--- Provided data ---
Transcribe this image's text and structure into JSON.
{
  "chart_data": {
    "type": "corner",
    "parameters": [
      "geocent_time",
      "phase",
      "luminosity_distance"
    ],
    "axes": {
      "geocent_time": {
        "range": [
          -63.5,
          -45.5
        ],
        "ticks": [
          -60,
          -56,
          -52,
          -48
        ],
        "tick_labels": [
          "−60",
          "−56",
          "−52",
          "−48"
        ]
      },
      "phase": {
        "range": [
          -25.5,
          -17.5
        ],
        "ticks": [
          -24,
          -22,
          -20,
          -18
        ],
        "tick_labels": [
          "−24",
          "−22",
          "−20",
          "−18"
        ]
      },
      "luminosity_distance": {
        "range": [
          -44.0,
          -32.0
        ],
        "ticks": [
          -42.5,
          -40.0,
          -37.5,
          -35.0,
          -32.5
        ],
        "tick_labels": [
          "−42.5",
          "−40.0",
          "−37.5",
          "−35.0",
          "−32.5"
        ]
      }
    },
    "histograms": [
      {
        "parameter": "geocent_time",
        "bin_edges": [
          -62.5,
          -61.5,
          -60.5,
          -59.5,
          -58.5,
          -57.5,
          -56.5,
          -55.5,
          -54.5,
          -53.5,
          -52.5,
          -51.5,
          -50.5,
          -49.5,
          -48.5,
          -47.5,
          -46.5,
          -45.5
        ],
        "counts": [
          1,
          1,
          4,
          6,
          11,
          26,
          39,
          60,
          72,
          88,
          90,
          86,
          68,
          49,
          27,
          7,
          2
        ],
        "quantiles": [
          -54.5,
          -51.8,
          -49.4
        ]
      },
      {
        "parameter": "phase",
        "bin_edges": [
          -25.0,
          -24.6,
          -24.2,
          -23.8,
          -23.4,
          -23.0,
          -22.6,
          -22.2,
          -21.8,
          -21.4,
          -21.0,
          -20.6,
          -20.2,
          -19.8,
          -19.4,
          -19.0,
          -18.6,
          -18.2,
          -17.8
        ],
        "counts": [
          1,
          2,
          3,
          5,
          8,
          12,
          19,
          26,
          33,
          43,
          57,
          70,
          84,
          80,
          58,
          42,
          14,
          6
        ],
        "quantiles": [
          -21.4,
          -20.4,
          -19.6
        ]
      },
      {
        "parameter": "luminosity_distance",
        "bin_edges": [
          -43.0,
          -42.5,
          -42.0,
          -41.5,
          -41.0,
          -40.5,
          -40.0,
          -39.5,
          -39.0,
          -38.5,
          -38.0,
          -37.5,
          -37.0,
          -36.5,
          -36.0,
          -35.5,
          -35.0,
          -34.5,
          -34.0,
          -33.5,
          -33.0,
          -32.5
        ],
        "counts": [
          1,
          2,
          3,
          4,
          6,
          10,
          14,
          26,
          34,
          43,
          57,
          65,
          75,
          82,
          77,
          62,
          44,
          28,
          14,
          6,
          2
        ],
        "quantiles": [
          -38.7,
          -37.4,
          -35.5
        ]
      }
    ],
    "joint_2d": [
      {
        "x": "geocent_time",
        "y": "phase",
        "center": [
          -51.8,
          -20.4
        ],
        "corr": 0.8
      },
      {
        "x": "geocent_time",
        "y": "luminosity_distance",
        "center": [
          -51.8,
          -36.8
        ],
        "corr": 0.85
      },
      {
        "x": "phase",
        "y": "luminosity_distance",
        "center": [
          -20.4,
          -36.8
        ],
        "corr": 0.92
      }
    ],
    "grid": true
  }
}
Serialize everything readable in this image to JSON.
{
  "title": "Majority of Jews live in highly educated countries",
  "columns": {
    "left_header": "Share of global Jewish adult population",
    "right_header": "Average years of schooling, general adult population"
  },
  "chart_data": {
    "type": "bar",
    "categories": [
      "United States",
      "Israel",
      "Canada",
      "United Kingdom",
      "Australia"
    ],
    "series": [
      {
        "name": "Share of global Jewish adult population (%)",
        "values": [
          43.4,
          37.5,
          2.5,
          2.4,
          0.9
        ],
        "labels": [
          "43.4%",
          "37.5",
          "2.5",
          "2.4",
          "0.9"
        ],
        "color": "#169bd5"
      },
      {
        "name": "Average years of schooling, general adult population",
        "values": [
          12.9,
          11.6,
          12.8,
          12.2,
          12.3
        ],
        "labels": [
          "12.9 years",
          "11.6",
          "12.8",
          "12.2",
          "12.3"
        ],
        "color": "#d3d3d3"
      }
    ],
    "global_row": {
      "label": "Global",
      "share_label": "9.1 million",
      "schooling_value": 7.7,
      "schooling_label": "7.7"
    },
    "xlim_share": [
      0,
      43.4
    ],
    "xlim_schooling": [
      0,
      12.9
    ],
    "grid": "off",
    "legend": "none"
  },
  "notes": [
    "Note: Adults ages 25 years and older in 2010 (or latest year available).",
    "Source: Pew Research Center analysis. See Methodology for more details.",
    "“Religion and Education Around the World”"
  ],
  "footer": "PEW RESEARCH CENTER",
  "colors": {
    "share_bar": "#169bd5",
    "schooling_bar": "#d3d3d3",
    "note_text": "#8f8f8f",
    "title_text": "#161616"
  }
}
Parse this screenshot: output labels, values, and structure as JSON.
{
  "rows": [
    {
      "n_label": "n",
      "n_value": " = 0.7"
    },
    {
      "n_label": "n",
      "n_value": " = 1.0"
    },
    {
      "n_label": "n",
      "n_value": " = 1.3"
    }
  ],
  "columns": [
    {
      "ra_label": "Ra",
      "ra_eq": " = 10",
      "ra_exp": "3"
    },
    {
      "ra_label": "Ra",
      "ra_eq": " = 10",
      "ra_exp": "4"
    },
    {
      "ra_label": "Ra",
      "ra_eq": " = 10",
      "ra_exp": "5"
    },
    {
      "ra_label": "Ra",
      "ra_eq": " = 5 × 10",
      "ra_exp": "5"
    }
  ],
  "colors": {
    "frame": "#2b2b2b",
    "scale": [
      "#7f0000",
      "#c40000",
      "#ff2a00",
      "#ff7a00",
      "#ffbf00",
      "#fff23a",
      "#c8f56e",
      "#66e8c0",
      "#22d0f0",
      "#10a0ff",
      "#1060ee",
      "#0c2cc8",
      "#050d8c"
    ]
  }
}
---
Instruction: Each line of the material should be duplicated exactly, please.

Solved exercise:
Transcribe this image's text and structure into JSON.
{
  "chart_data": {
    "type": "corner",
    "parameters": [
      "geocent_time",
      "phase",
      "luminosity_distance"
    ],
    "axes": {
      "geocent_time": {
        "range": [
          -63.5,
          -45.5
        ],
        "ticks": [
          -60,
          -56,
          -52,
          -48
        ],
        "tick_labels": [
          "−60",
          "−56",
          "−52",
          "−48"
        ]
      },
      "phase": {
        "range": [
          -25.5,
          -17.5
        ],
        "ticks": [
          -24,
          -22,
          -20,
          -18
        ],
        "tick_labels": [
          "−24",
          "−22",
          "−20",
          "−18"
        ]
      },
      "luminosity_distance": {
        "range": [
          -44.0,
          -32.0
        ],
        "ticks": [
          -42.5,
          -40.0,
          -37.5,
          -35.0,
          -32.5
        ],
        "tick_labels": [
          "−42.5",
          "−40.0",
          "−37.5",
          "−35.0",
          "−32.5"
        ]
      }
    },
    "histograms": [
      {
        "parameter": "geocent_time",
        "bin_edges": [
          -62.5,
          -61.5,
          -60.5,
          -59.5,
          -58.5,
          -57.5,
          -56.5,
          -55.5,
          -54.5,
          -53.5,
          -52.5,
          -51.5,
          -50.5,
          -49.5,
          -48.5,
          -47.5,
          -46.5,
          -45.5
        ],
        "counts": [
          1,
          1,
          4,
          6,
          11,
          26,
          39,
          60,
          72,
          88,
          90,
          86,
          68,
          49,
          27,
          7,
          2
        ],
        "quantiles": [
          -54.5,
          -51.8,
          -49.4
        ]
      },
      {
        "parameter": "phase",
        "bin_edges": [
          -25.0,
          -24.6,
          -24.2,
          -23.8,
          -23.4,
          -23.0,
          -22.6,
          -22.2,
          -21.8,
          -21.4,
          -21.0,
          -20.6,
          -20.2,
          -19.8,
          -19.4,
          -19.0,
          -18.6,
          -18.2,
          -17.8
        ],
        "counts": [
          1,
          2,
          3,
          5,
          8,
          12,
          19,
          26,
          33,
          43,
          57,
          70,
          84,
          80,
          58,
          42,
          14,
          6
        ],
        "quantiles": [
          -21.4,
          -20.4,
          -19.6
        ]
      },
      {
        "parameter": "luminosity_distance",
        "bin_edges": [
          -43.0,
          -42.5,
          -42.0,
          -41.5,
          -41.0,
          -40.5,
          -40.0,
          -39.5,
          -39.0,
          -38.5,
          -38.0,
          -37.5,
          -37.0,
          -36.5,
          -36.0,
          -35.5,
          -35.0,
          -34.5,
          -34.0,
          -33.5,
          -33.0,
          -32.5
        ],
        "counts": [
          1,
          2,
          3,
          4,
          6,
          10,
          14,
          26,
          34,
          43,
          57,
          65,
          75,
          82,
          77,
          62,
          44,
          28,
          14,
          6,
          2
        ],
        "quantiles": [
          -38.7,
          -37.4,
          -35.5
        ]
      }
    ],
    "joint_2d": [
      {
        "x": "geocent_time",
        "y": "phase",
        "center": [
          -51.8,
          -20.4
        ],
        "corr": 0.8
      },
      {
        "x": "geocent_time",
        "y": "luminosity_distance",
        "center": [
          -51.8,
          -36.8
        ],
        "corr": 0.85
      },
      {
        "x": "phase",
        "y": "luminosity_distance",
        "center": [
          -20.4,
          -36.8
        ],
        "corr": 0.92
      }
    ],
    "grid": true
  }
}
Serialize everything readable in this image to JSON.
{
  "title": "Majority of Jews live in highly educated countries",
  "columns": {
    "left_header": "Share of global Jewish adult population",
    "right_header": "Average years of schooling, general adult population"
  },
  "chart_data": {
    "type": "bar",
    "categories": [
      "United States",
      "Israel",
      "Canada",
      "United Kingdom",
      "Australia"
    ],
    "series": [
      {
        "name": "Share of global Jewish adult population (%)",
        "values": [
          43.4,
          37.5,
          2.5,
          2.4,
          0.9
        ],
        "labels": [
          "43.4%",
          "37.5",
          "2.5",
          "2.4",
          "0.9"
        ],
        "color": "#169bd5"
      },
      {
        "name": "Average years of schooling, general adult population",
        "values": [
          12.9,
          11.6,
          12.8,
          12.2,
          12.3
        ],
        "labels": [
          "12.9 years",
          "11.6",
          "12.8",
          "12.2",
          "12.3"
        ],
        "color": "#d3d3d3"
      }
    ],
    "global_row": {
      "label": "Global",
      "share_label": "9.1 million",
      "schooling_value": 7.7,
      "schooling_label": "7.7"
    },
    "xlim_share": [
      0,
      43.4
    ],
    "xlim_schooling": [
      0,
      12.9
    ],
    "grid": "off",
    "legend": "none"
  },
  "notes": [
    "Note: Adults ages 25 years and older in 2010 (or latest year available).",
    "Source: Pew Research Center analysis. See Methodology for more details.",
    "“Religion and Education Around the World”"
  ],
  "footer": "PEW RESEARCH CENTER",
  "colors": {
    "share_bar": "#169bd5",
    "schooling_bar": "#d3d3d3",
    "note_text": "#8f8f8f",
    "title_text": "#161616"
  }
}
Parse this screenshot: output labels, values, and structure as JSON.
{
  "rows": [
    {
      "n_label": "n",
      "n_value": " = 0.7"
    },
    {
      "n_label": "n",
      "n_value": " = 1.0"
    },
    {
      "n_label": "n",
      "n_value": " = 1.3"
    }
  ],
  "columns": [
    {
      "ra_label": "Ra",
      "ra_eq": " = 10",
      "ra_exp": "3"
    },
    {
      "ra_label": "Ra",
      "ra_eq": " = 10",
      "ra_exp": "4"
    },
    {
      "ra_label": "Ra",
      "ra_eq": " = 10",
      "ra_exp": "5"
    },
    {
      "ra_label": "Ra",
      "ra_eq": " = 5 × 10",
      "ra_exp": "5"
    }
  ],
  "colors": {
    "frame": "#2b2b2b",
    "scale": [
      "#7f0000",
      "#c40000",
      "#ff2a00",
      "#ff7a00",
      "#ffbf00",
      "#fff23a",
      "#c8f56e",
      "#66e8c0",
      "#22d0f0",
      "#10a0ff",
      "#1060ee",
      "#0c2cc8",
      "#050d8c"
    ]
  }
}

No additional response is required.